Work instructions:
Your task is to copy the listing exactly. Drop any pictures from the copy.

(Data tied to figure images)
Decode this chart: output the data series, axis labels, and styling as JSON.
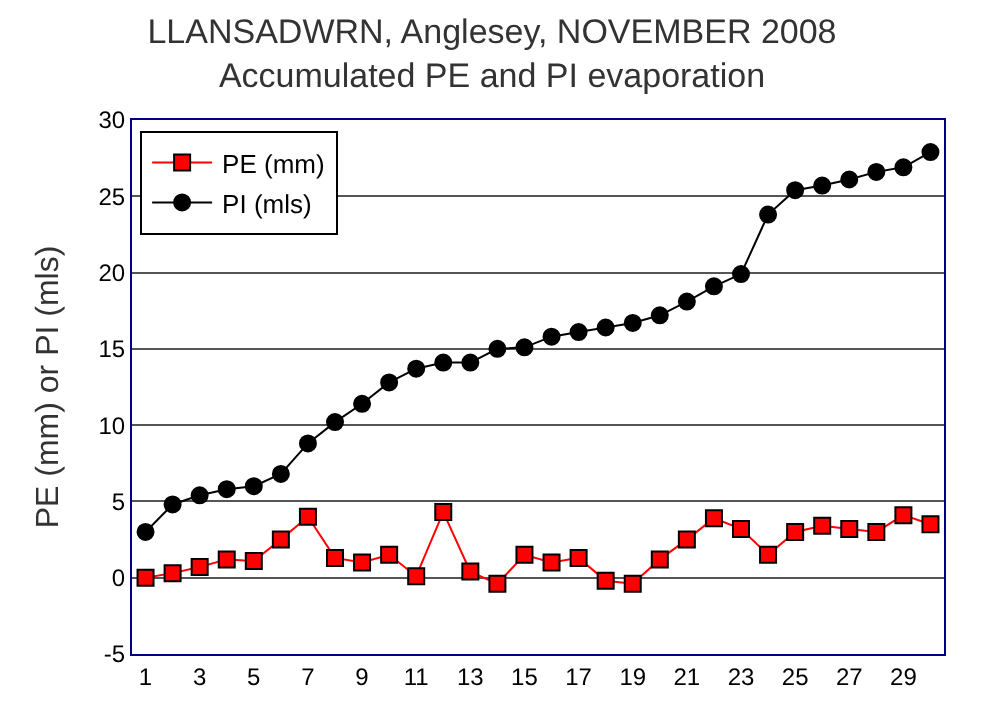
{
  "chart_data": {
    "type": "line",
    "title": "LLANSADWRN, Anglesey, NOVEMBER 2008\nAccumulated PE and PI evaporation",
    "ylabel": "PE (mm) or PI (mls)",
    "x": [
      1,
      2,
      3,
      4,
      5,
      6,
      7,
      8,
      9,
      10,
      11,
      12,
      13,
      14,
      15,
      16,
      17,
      18,
      19,
      20,
      21,
      22,
      23,
      24,
      25,
      26,
      27,
      28,
      29,
      30
    ],
    "series": [
      {
        "name": "PE (mm)",
        "color": "#ff0000",
        "marker": "square",
        "values": [
          0.0,
          0.3,
          0.7,
          1.2,
          1.1,
          2.5,
          4.0,
          1.3,
          1.0,
          1.5,
          0.1,
          4.3,
          0.4,
          -0.4,
          1.5,
          1.0,
          1.3,
          -0.2,
          -0.4,
          1.2,
          2.5,
          3.9,
          3.2,
          1.5,
          3.0,
          3.4,
          3.2,
          3.0,
          4.1,
          3.5
        ]
      },
      {
        "name": "PI (mls)",
        "color": "#000000",
        "marker": "circle",
        "values": [
          3.0,
          4.8,
          5.4,
          5.8,
          6.0,
          6.8,
          8.8,
          10.2,
          11.4,
          12.8,
          13.7,
          14.1,
          14.1,
          15.0,
          15.1,
          15.8,
          16.1,
          16.4,
          16.7,
          17.2,
          18.1,
          19.1,
          19.9,
          23.8,
          25.4,
          25.7,
          26.1,
          26.6,
          26.9,
          27.9
        ]
      }
    ],
    "xlim": [
      0.5,
      30.5
    ],
    "xticks": [
      1,
      3,
      5,
      7,
      9,
      11,
      13,
      15,
      17,
      19,
      21,
      23,
      25,
      27,
      29
    ],
    "ylim": [
      -5,
      30
    ],
    "yticks": [
      -5,
      0,
      5,
      10,
      15,
      20,
      25,
      30
    ],
    "grid": "y",
    "legend": "top left",
    "line_style": "solid"
  }
}
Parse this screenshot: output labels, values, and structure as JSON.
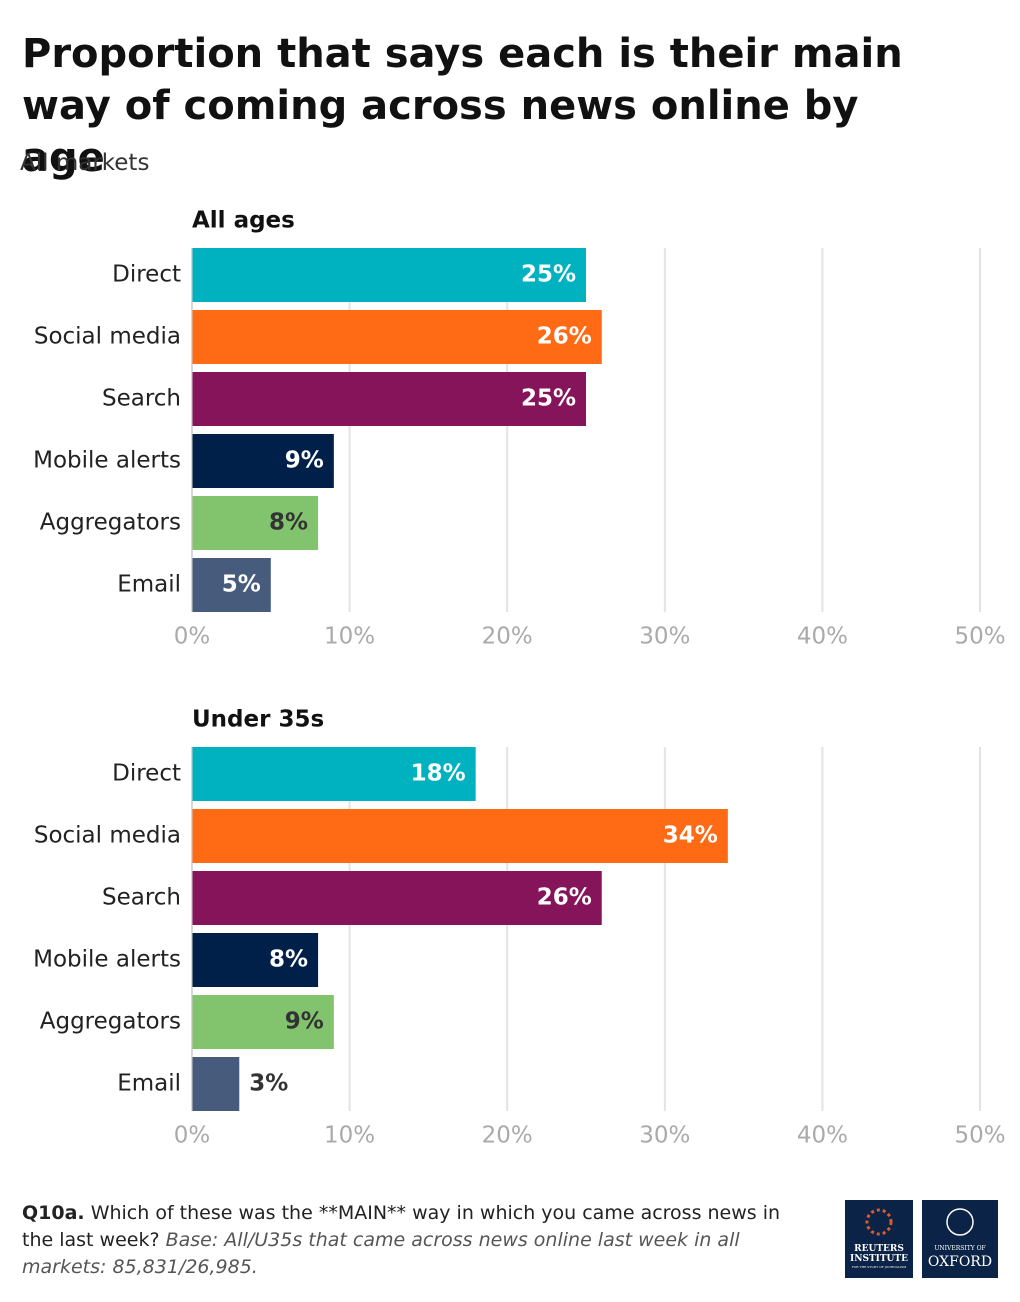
{
  "header": {
    "title": "Proportion that says each is their main way of coming across news online by age",
    "subtitle": "All markets"
  },
  "chart_data": [
    {
      "type": "bar",
      "orientation": "horizontal",
      "title": "All ages",
      "categories": [
        "Direct",
        "Social media",
        "Search",
        "Mobile alerts",
        "Aggregators",
        "Email"
      ],
      "values": [
        25,
        26,
        25,
        9,
        8,
        5
      ],
      "value_labels": [
        "25%",
        "26%",
        "25%",
        "9%",
        "8%",
        "5%"
      ],
      "colors": [
        "#00b2bf",
        "#ff6a14",
        "#86145a",
        "#00204a",
        "#82c46e",
        "#475c7d"
      ],
      "xlim": [
        0,
        50
      ],
      "xticks": [
        {
          "value": 0,
          "label": "0%"
        },
        {
          "value": 10,
          "label": "10%"
        },
        {
          "value": 20,
          "label": "20%"
        },
        {
          "value": 30,
          "label": "30%"
        },
        {
          "value": 40,
          "label": "40%"
        },
        {
          "value": 50,
          "label": "50%"
        }
      ],
      "grid": true
    },
    {
      "type": "bar",
      "orientation": "horizontal",
      "title": "Under 35s",
      "categories": [
        "Direct",
        "Social media",
        "Search",
        "Mobile alerts",
        "Aggregators",
        "Email"
      ],
      "values": [
        18,
        34,
        26,
        8,
        9,
        3
      ],
      "value_labels": [
        "18%",
        "34%",
        "26%",
        "8%",
        "9%",
        "3%"
      ],
      "colors": [
        "#00b2bf",
        "#ff6a14",
        "#86145a",
        "#00204a",
        "#82c46e",
        "#475c7d"
      ],
      "xlim": [
        0,
        50
      ],
      "xticks": [
        {
          "value": 0,
          "label": "0%"
        },
        {
          "value": 10,
          "label": "10%"
        },
        {
          "value": 20,
          "label": "20%"
        },
        {
          "value": 30,
          "label": "30%"
        },
        {
          "value": 40,
          "label": "40%"
        },
        {
          "value": 50,
          "label": "50%"
        }
      ],
      "grid": true
    }
  ],
  "footer": {
    "question_id": "Q10a.",
    "question": "Which of these was the **MAIN** way in which you came across news in the last week?",
    "base": "Base: All/U35s that came across news online last week in all markets: 85,831/26,985."
  },
  "logos": {
    "reuters": "REUTERS INSTITUTE",
    "reuters_sub": "FOR THE STUDY OF JOURNALISM",
    "oxford_top": "UNIVERSITY OF",
    "oxford": "OXFORD"
  }
}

Solved problem:
Decode this chart: output the data series, axis labels, and styling as JSON.
{
  "chart_data": {
    "type": "line",
    "title": "LLANSADWRN, Anglesey, NOVEMBER 2008\nAccumulated PE and PI evaporation",
    "ylabel": "PE (mm) or PI (mls)",
    "x": [
      1,
      2,
      3,
      4,
      5,
      6,
      7,
      8,
      9,
      10,
      11,
      12,
      13,
      14,
      15,
      16,
      17,
      18,
      19,
      20,
      21,
      22,
      23,
      24,
      25,
      26,
      27,
      28,
      29,
      30
    ],
    "series": [
      {
        "name": "PE (mm)",
        "color": "#ff0000",
        "marker": "square",
        "values": [
          0.0,
          0.3,
          0.7,
          1.2,
          1.1,
          2.5,
          4.0,
          1.3,
          1.0,
          1.5,
          0.1,
          4.3,
          0.4,
          -0.4,
          1.5,
          1.0,
          1.3,
          -0.2,
          -0.4,
          1.2,
          2.5,
          3.9,
          3.2,
          1.5,
          3.0,
          3.4,
          3.2,
          3.0,
          4.1,
          3.5
        ]
      },
      {
        "name": "PI (mls)",
        "color": "#000000",
        "marker": "circle",
        "values": [
          3.0,
          4.8,
          5.4,
          5.8,
          6.0,
          6.8,
          8.8,
          10.2,
          11.4,
          12.8,
          13.7,
          14.1,
          14.1,
          15.0,
          15.1,
          15.8,
          16.1,
          16.4,
          16.7,
          17.2,
          18.1,
          19.1,
          19.9,
          23.8,
          25.4,
          25.7,
          26.1,
          26.6,
          26.9,
          27.9
        ]
      }
    ],
    "xlim": [
      0.5,
      30.5
    ],
    "xticks": [
      1,
      3,
      5,
      7,
      9,
      11,
      13,
      15,
      17,
      19,
      21,
      23,
      25,
      27,
      29
    ],
    "ylim": [
      -5,
      30
    ],
    "yticks": [
      -5,
      0,
      5,
      10,
      15,
      20,
      25,
      30
    ],
    "grid": "y",
    "legend": "top left",
    "line_style": "solid"
  }
}
Parse this screenshot: output labels, values, and structure as JSON.
{
  "header": {
    "title": "Proportion that says each is their main way of coming across news online by age",
    "subtitle": "All markets"
  },
  "chart_data": [
    {
      "type": "bar",
      "orientation": "horizontal",
      "title": "All ages",
      "categories": [
        "Direct",
        "Social media",
        "Search",
        "Mobile alerts",
        "Aggregators",
        "Email"
      ],
      "values": [
        25,
        26,
        25,
        9,
        8,
        5
      ],
      "value_labels": [
        "25%",
        "26%",
        "25%",
        "9%",
        "8%",
        "5%"
      ],
      "colors": [
        "#00b2bf",
        "#ff6a14",
        "#86145a",
        "#00204a",
        "#82c46e",
        "#475c7d"
      ],
      "xlim": [
        0,
        50
      ],
      "xticks": [
        {
          "value": 0,
          "label": "0%"
        },
        {
          "value": 10,
          "label": "10%"
        },
        {
          "value": 20,
          "label": "20%"
        },
        {
          "value": 30,
          "label": "30%"
        },
        {
          "value": 40,
          "label": "40%"
        },
        {
          "value": 50,
          "label": "50%"
        }
      ],
      "grid": true
    },
    {
      "type": "bar",
      "orientation": "horizontal",
      "title": "Under 35s",
      "categories": [
        "Direct",
        "Social media",
        "Search",
        "Mobile alerts",
        "Aggregators",
        "Email"
      ],
      "values": [
        18,
        34,
        26,
        8,
        9,
        3
      ],
      "value_labels": [
        "18%",
        "34%",
        "26%",
        "8%",
        "9%",
        "3%"
      ],
      "colors": [
        "#00b2bf",
        "#ff6a14",
        "#86145a",
        "#00204a",
        "#82c46e",
        "#475c7d"
      ],
      "xlim": [
        0,
        50
      ],
      "xticks": [
        {
          "value": 0,
          "label": "0%"
        },
        {
          "value": 10,
          "label": "10%"
        },
        {
          "value": 20,
          "label": "20%"
        },
        {
          "value": 30,
          "label": "30%"
        },
        {
          "value": 40,
          "label": "40%"
        },
        {
          "value": 50,
          "label": "50%"
        }
      ],
      "grid": true
    }
  ],
  "footer": {
    "question_id": "Q10a.",
    "question": "Which of these was the **MAIN** way in which you came across news in the last week?",
    "base": "Base: All/U35s that came across news online last week in all markets: 85,831/26,985."
  },
  "logos": {
    "reuters": "REUTERS INSTITUTE",
    "reuters_sub": "FOR THE STUDY OF JOURNALISM",
    "oxford_top": "UNIVERSITY OF",
    "oxford": "OXFORD"
  }
}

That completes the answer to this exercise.